--- Start of RAW DATA ---

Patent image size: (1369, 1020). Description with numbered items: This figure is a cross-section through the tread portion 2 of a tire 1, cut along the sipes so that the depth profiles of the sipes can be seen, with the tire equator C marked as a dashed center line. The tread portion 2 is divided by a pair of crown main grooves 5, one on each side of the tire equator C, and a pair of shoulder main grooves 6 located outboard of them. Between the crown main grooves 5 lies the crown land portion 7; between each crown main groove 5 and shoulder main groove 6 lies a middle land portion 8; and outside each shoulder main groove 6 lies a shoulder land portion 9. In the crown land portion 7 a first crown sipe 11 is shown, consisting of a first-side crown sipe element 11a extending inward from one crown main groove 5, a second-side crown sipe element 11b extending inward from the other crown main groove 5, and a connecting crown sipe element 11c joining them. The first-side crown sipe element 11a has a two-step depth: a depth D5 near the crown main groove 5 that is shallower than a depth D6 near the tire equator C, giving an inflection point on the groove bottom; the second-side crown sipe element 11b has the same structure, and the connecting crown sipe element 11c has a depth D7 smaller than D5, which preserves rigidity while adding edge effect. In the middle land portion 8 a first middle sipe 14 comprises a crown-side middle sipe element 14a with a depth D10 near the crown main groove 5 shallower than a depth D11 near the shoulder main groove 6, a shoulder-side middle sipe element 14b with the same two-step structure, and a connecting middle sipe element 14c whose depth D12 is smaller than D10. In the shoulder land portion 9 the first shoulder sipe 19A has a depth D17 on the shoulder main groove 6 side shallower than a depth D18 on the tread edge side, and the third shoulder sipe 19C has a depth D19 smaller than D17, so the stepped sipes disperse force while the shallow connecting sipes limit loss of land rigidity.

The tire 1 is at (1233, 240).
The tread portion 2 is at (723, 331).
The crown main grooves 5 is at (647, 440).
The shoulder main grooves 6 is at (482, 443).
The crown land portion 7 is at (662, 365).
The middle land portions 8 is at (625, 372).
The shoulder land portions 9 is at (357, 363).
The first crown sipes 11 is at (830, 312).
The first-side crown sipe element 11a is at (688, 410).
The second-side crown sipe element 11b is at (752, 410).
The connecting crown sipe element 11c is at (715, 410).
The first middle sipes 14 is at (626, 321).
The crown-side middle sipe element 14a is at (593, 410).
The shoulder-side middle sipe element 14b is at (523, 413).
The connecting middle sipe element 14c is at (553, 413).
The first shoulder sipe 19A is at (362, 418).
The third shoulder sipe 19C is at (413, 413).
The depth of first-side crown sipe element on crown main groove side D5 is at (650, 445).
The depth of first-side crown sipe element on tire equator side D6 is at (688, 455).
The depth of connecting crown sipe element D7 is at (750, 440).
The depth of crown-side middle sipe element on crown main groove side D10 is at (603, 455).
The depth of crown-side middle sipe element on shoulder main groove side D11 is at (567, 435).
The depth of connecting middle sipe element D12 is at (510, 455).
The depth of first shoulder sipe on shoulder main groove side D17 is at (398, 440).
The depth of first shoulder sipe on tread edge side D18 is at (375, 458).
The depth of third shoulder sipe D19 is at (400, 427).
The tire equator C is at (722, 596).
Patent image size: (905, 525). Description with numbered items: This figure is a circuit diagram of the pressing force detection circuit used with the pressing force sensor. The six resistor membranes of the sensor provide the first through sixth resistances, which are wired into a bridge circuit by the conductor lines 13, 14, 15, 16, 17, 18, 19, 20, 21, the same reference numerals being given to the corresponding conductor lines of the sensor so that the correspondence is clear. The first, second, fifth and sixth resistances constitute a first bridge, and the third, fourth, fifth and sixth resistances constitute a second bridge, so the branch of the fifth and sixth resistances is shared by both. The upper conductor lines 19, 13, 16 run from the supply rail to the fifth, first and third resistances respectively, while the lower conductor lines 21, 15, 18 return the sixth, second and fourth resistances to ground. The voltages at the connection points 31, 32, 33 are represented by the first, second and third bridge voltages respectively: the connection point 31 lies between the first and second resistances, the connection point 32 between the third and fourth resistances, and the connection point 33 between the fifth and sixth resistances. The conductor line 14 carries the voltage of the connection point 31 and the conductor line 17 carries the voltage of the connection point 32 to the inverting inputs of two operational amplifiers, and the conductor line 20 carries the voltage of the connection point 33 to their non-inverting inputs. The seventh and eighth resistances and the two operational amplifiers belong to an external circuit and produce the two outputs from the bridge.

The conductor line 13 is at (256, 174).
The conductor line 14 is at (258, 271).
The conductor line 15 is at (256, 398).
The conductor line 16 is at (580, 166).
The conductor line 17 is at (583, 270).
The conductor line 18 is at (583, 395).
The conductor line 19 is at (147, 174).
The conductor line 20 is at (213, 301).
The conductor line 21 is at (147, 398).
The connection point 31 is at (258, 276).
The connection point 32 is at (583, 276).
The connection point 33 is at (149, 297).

--- End of RAW DATA ---

REQUIREMENTS | Quote the listing above word for word, from the line containing "Patent image size: (905, 525)." down through the line containing "The conductor line 17 is at (583, 270).", with both of those lines included.

THE RESPONSE |
Patent image size: (905, 525). Description with numbered items: This figure is a circuit diagram of the pressing force detection circuit used with the pressing force sensor. The six resistor membranes of the sensor provide the first through sixth resistances, which are wired into a bridge circuit by the conductor lines 13, 14, 15, 16, 17, 18, 19, 20, 21, the same reference numerals being given to the corresponding conductor lines of the sensor so that the correspondence is clear. The first, second, fifth and sixth resistances constitute a first bridge, and the third, fourth, fifth and sixth resistances constitute a second bridge, so the branch of the fifth and sixth resistances is shared by both. The upper conductor lines 19, 13, 16 run from the supply rail to the fifth, first and third resistances respectively, while the lower conductor lines 21, 15, 18 return the sixth, second and fourth resistances to ground. The voltages at the connection points 31, 32, 33 are represented by the first, second and third bridge voltages respectively: the connection point 31 lies between the first and second resistances, the connection point 32 between the third and fourth resistances, and the connection point 33 between the fifth and sixth resistances. The conductor line 14 carries the voltage of the connection point 31 and the conductor line 17 carries the voltage of the connection point 32 to the inverting inputs of two operational amplifiers, and the conductor line 20 carries the voltage of the connection point 33 to their non-inverting inputs. The seventh and eighth resistances and the two operational amplifiers belong to an external circuit and produce the two outputs from the bridge.

The conductor line 13 is at (256, 174).
The conductor line 14 is at (258, 271).
The conductor line 15 is at (256, 398).
The conductor line 16 is at (580, 166).
The conductor line 17 is at (583, 270).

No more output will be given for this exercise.